━━━ Materials provided

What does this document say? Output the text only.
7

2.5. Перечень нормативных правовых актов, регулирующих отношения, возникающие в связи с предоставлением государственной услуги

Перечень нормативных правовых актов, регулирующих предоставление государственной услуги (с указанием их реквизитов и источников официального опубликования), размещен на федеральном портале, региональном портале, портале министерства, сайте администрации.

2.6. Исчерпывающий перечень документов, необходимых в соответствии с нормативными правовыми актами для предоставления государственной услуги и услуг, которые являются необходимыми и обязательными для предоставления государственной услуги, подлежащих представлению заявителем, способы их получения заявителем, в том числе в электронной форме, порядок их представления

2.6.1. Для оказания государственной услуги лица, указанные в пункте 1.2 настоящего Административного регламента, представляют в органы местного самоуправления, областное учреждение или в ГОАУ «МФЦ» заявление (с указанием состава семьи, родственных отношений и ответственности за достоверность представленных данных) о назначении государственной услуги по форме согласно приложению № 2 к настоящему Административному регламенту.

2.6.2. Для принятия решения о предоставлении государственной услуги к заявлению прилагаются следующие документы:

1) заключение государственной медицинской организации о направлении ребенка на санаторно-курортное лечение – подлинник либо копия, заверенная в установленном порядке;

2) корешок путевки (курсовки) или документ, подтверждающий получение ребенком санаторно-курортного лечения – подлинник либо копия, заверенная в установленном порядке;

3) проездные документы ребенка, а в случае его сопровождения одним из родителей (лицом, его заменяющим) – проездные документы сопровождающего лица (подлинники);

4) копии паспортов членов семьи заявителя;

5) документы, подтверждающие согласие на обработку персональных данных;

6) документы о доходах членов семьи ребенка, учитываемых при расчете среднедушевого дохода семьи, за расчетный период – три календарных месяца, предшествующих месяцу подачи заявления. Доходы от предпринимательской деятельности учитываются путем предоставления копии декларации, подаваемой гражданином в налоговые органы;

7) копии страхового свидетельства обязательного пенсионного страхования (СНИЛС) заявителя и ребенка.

━━━━━━

- [Your task] Count how many lines above carry the word "данных". Only the number is required.

- [Correct result] 2